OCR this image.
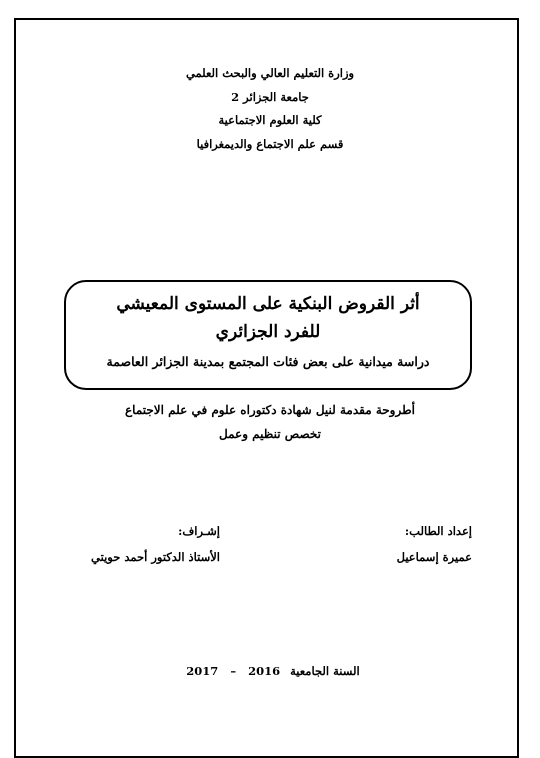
وزارة التعليم العالي والبحث العلمي
جامعة الجزائر 2
كلية العلوم الاجتماعية
قسم علم الاجتماع والديمغرافيا
أثر القروض البنكية على المستوى المعيشي
للفرد الجزائري
دراسة ميدانية على بعض فئات المجتمع بمدينة الجزائر العاصمة
أطروحة مقدمة لنيل شهادة دكتوراه علوم في علم الاجتماع
تخصص تنظيم وعمل
إعداد الطالب:
عميرة إسماعيل
إشـراف:
الأستاذ الدكتور أحمد حويتي
السنة الجامعية 2016 – 2017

+-------+

▶ _What needs to be done_: Reproduce the whole listing exactly, but not the images in it.

▶ _Full solution_:
OCR this image.
وزارة التعليم العالي والبحث العلمي
جامعة الجزائر 2
كلية العلوم الاجتماعية
قسم علم الاجتماع والديمغرافيا
أثر القروض البنكية على المستوى المعيشي
للفرد الجزائري
دراسة ميدانية على بعض فئات المجتمع بمدينة الجزائر العاصمة
أطروحة مقدمة لنيل شهادة دكتوراه علوم في علم الاجتماع
تخصص تنظيم وعمل
إعداد الطالب:
عميرة إسماعيل
إشـراف:
الأستاذ الدكتور أحمد حويتي
السنة الجامعية 2016 – 2017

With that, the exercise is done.